**Work to complete:**
Transcribe the entries exactly; images are not part of the copy.

**Provided records:**
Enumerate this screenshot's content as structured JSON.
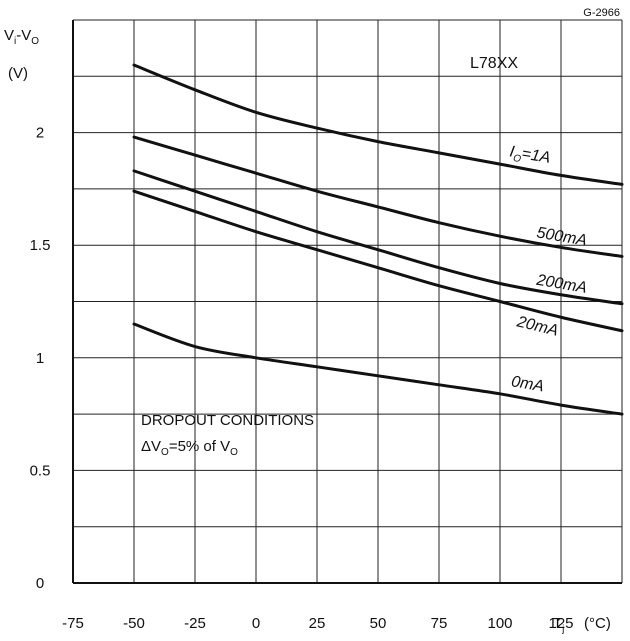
{
  "figure_code": "G-2966",
  "chart_data": {
    "type": "line",
    "title": "L78XX",
    "ylabel": {
      "base": "V",
      "sub": "i",
      "mid": "-V",
      "sub2": "O",
      "unit": "(V)"
    },
    "xlabel": {
      "base": "T",
      "sub": "j",
      "unit": "(°C)"
    },
    "xlim": [
      -75,
      150
    ],
    "ylim": [
      0,
      2.5
    ],
    "x_ticks": [
      -75,
      -50,
      -25,
      0,
      25,
      50,
      75,
      100,
      125
    ],
    "x_tick_labels": [
      "-75",
      "-50",
      "-25",
      "0",
      "25",
      "50",
      "75",
      "100",
      "125"
    ],
    "y_ticks": [
      0,
      0.5,
      1,
      1.5,
      2
    ],
    "y_tick_labels": [
      "0",
      "0.5",
      "1",
      "1.5",
      "2"
    ],
    "grid": true,
    "x": [
      -50,
      -25,
      0,
      25,
      50,
      75,
      100,
      125,
      150
    ],
    "series": [
      {
        "name": "IO=1A",
        "values": [
          2.3,
          2.19,
          2.09,
          2.02,
          1.96,
          1.91,
          1.86,
          1.81,
          1.77
        ]
      },
      {
        "name": "500mA",
        "values": [
          1.98,
          1.9,
          1.82,
          1.74,
          1.67,
          1.6,
          1.54,
          1.49,
          1.45
        ]
      },
      {
        "name": "200mA",
        "values": [
          1.83,
          1.74,
          1.65,
          1.56,
          1.48,
          1.4,
          1.33,
          1.28,
          1.24
        ]
      },
      {
        "name": "20mA",
        "values": [
          1.74,
          1.65,
          1.56,
          1.48,
          1.4,
          1.32,
          1.25,
          1.18,
          1.12
        ]
      },
      {
        "name": "0mA",
        "values": [
          1.15,
          1.05,
          1.0,
          0.96,
          0.92,
          0.88,
          0.84,
          0.79,
          0.75
        ]
      }
    ],
    "series_labels": [
      {
        "prefix": "I",
        "sub": "O",
        "rest": "=1A"
      },
      {
        "prefix": "500mA",
        "sub": "",
        "rest": ""
      },
      {
        "prefix": "200mA",
        "sub": "",
        "rest": ""
      },
      {
        "prefix": "20mA",
        "sub": "",
        "rest": ""
      },
      {
        "prefix": "0mA",
        "sub": "",
        "rest": ""
      }
    ],
    "annotation": {
      "line1": "DROPOUT  CONDITIONS",
      "line2_prefix": "ΔV",
      "line2_sub": "O",
      "line2_mid": "=5%  of  V",
      "line2_sub2": "O"
    }
  }
}
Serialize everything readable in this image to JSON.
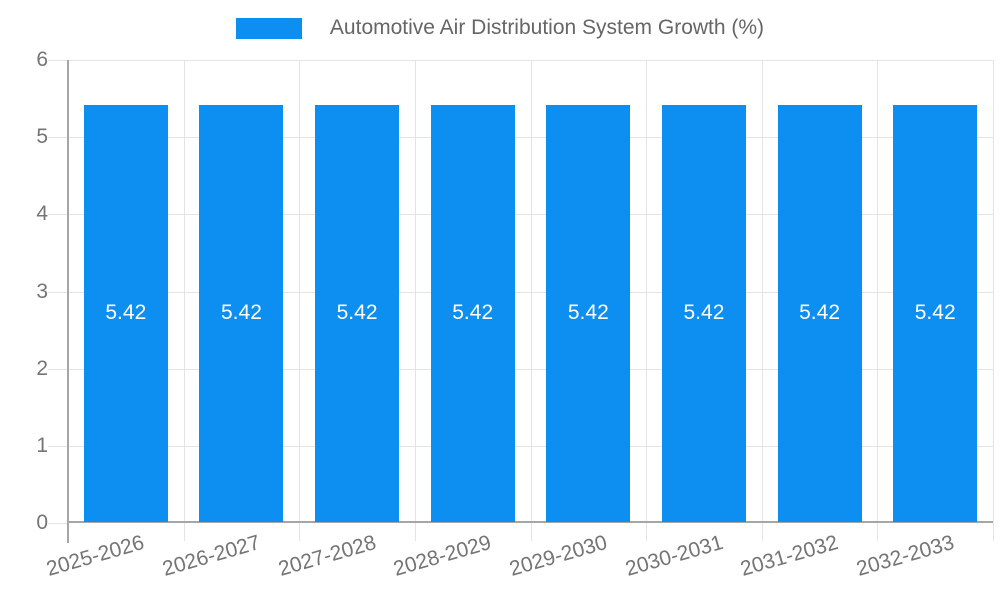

**Result below:**
Enumerate this screenshot's content as structured JSON.
{
  "figure_code": "G-2966",
  "chart_data": {
    "type": "line",
    "title": "L78XX",
    "ylabel": {
      "base": "V",
      "sub": "i",
      "mid": "-V",
      "sub2": "O",
      "unit": "(V)"
    },
    "xlabel": {
      "base": "T",
      "sub": "j",
      "unit": "(°C)"
    },
    "xlim": [
      -75,
      150
    ],
    "ylim": [
      0,
      2.5
    ],
    "x_ticks": [
      -75,
      -50,
      -25,
      0,
      25,
      50,
      75,
      100,
      125
    ],
    "x_tick_labels": [
      "-75",
      "-50",
      "-25",
      "0",
      "25",
      "50",
      "75",
      "100",
      "125"
    ],
    "y_ticks": [
      0,
      0.5,
      1,
      1.5,
      2
    ],
    "y_tick_labels": [
      "0",
      "0.5",
      "1",
      "1.5",
      "2"
    ],
    "grid": true,
    "x": [
      -50,
      -25,
      0,
      25,
      50,
      75,
      100,
      125,
      150
    ],
    "series": [
      {
        "name": "IO=1A",
        "values": [
          2.3,
          2.19,
          2.09,
          2.02,
          1.96,
          1.91,
          1.86,
          1.81,
          1.77
        ]
      },
      {
        "name": "500mA",
        "values": [
          1.98,
          1.9,
          1.82,
          1.74,
          1.67,
          1.6,
          1.54,
          1.49,
          1.45
        ]
      },
      {
        "name": "200mA",
        "values": [
          1.83,
          1.74,
          1.65,
          1.56,
          1.48,
          1.4,
          1.33,
          1.28,
          1.24
        ]
      },
      {
        "name": "20mA",
        "values": [
          1.74,
          1.65,
          1.56,
          1.48,
          1.4,
          1.32,
          1.25,
          1.18,
          1.12
        ]
      },
      {
        "name": "0mA",
        "values": [
          1.15,
          1.05,
          1.0,
          0.96,
          0.92,
          0.88,
          0.84,
          0.79,
          0.75
        ]
      }
    ],
    "series_labels": [
      {
        "prefix": "I",
        "sub": "O",
        "rest": "=1A"
      },
      {
        "prefix": "500mA",
        "sub": "",
        "rest": ""
      },
      {
        "prefix": "200mA",
        "sub": "",
        "rest": ""
      },
      {
        "prefix": "20mA",
        "sub": "",
        "rest": ""
      },
      {
        "prefix": "0mA",
        "sub": "",
        "rest": ""
      }
    ],
    "annotation": {
      "line1": "DROPOUT  CONDITIONS",
      "line2_prefix": "ΔV",
      "line2_sub": "O",
      "line2_mid": "=5%  of  V",
      "line2_sub2": "O"
    }
  }
}
Serialize everything readable in this image to JSON.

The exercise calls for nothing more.